REQUIREMENT —
Write out each line from the data below that includes the word "xlabel".

SUPPLIED MATERIAL —
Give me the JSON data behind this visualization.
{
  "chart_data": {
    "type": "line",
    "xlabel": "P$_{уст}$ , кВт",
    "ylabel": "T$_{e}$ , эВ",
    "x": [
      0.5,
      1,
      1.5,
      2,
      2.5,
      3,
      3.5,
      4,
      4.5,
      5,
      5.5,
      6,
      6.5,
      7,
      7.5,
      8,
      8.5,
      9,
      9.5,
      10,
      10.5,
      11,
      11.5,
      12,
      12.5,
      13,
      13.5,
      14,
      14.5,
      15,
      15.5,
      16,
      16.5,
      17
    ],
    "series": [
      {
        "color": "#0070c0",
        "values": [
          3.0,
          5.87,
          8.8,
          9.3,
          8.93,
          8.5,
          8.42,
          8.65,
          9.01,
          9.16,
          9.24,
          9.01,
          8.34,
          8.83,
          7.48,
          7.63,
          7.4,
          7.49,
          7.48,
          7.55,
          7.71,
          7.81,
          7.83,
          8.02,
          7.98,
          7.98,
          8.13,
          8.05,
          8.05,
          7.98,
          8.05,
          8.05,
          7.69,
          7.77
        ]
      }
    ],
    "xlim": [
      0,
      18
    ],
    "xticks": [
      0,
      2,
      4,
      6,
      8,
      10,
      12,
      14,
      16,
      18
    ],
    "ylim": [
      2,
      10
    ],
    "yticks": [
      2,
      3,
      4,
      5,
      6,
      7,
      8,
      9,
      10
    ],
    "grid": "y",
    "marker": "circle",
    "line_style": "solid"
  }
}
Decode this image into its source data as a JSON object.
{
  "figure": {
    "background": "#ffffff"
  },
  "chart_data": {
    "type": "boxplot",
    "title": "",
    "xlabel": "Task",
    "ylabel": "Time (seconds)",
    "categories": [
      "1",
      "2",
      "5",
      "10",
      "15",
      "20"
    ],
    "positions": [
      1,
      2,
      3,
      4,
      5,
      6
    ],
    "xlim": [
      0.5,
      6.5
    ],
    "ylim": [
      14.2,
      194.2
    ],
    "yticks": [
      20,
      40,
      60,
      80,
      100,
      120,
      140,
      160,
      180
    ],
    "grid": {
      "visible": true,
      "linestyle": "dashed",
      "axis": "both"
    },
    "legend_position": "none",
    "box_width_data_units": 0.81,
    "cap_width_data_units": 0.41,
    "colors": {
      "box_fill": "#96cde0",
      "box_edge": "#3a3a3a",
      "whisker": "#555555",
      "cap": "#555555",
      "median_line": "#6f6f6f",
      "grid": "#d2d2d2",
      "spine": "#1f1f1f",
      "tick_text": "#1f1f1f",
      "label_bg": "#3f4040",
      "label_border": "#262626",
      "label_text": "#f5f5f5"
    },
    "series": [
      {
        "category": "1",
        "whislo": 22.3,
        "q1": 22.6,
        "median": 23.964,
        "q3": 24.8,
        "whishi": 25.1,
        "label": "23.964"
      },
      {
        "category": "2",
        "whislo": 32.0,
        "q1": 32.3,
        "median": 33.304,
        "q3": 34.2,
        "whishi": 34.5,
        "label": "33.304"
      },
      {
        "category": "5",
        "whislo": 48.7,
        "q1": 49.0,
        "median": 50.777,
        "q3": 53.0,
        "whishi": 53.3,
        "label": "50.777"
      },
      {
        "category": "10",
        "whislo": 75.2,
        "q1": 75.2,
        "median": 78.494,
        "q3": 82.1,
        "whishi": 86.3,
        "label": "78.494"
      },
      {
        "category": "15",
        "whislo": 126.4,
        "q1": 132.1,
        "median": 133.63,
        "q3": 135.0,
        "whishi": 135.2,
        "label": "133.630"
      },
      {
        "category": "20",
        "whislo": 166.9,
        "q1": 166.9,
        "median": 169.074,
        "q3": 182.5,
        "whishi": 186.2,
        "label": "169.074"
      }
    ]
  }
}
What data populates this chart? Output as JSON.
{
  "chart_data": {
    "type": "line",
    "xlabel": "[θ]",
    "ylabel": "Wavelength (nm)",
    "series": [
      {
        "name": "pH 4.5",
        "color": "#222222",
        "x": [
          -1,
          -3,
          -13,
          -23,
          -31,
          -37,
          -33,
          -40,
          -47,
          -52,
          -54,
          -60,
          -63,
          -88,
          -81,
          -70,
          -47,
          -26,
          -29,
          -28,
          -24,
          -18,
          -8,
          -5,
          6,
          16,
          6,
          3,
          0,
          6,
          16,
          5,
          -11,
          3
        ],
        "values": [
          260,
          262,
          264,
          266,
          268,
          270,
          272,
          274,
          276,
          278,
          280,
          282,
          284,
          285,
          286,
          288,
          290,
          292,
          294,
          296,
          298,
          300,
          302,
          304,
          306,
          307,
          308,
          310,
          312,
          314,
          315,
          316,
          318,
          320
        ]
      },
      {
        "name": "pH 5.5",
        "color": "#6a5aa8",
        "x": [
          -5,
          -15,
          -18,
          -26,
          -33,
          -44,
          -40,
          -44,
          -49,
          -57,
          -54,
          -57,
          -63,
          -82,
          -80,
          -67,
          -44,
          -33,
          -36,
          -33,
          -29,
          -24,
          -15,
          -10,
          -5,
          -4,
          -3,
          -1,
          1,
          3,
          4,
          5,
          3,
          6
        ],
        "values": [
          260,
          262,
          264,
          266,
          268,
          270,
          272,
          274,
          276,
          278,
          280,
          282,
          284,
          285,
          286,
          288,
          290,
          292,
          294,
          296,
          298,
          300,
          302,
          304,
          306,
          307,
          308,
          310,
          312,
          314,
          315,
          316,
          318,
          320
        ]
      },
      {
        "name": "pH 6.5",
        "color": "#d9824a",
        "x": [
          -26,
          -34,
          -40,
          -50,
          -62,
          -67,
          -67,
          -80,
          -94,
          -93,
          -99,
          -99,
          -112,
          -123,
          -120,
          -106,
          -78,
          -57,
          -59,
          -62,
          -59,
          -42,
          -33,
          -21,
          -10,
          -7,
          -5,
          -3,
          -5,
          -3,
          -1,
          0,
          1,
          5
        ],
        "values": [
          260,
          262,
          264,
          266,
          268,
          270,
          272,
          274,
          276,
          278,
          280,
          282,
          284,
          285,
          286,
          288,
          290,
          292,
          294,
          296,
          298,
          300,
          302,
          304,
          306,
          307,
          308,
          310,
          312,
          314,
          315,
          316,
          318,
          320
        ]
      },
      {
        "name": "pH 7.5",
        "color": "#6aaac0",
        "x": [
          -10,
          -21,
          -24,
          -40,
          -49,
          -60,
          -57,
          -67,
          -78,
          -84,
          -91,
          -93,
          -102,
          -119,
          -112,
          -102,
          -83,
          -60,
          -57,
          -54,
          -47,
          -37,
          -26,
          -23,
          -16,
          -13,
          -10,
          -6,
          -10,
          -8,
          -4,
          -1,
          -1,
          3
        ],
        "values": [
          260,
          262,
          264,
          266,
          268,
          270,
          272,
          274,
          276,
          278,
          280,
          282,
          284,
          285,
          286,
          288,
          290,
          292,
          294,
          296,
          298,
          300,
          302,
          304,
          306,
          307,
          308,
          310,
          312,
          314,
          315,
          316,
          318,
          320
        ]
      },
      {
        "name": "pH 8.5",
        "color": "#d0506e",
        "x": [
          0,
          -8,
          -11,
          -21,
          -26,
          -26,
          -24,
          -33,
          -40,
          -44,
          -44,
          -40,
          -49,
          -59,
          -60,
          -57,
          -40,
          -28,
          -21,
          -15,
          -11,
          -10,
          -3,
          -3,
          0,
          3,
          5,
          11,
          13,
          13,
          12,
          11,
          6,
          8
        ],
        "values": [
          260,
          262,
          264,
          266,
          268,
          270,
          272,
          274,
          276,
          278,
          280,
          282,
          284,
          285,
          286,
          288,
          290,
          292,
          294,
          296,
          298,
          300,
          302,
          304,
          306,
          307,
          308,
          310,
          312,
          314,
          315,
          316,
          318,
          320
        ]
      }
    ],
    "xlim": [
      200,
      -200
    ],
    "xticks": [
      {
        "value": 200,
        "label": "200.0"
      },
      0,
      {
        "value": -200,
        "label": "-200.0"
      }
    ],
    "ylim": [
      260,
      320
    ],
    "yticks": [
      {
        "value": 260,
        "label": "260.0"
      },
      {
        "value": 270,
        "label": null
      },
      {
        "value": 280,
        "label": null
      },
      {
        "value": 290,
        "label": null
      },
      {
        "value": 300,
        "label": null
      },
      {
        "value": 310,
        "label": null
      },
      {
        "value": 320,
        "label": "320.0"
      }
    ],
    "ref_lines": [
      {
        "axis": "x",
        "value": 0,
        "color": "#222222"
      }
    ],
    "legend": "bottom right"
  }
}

EXPECTED ANSWER —
    "xlabel": "P$_{уст}$ , кВт",
    "xlabel": "Task",
    "xlabel": "[θ]",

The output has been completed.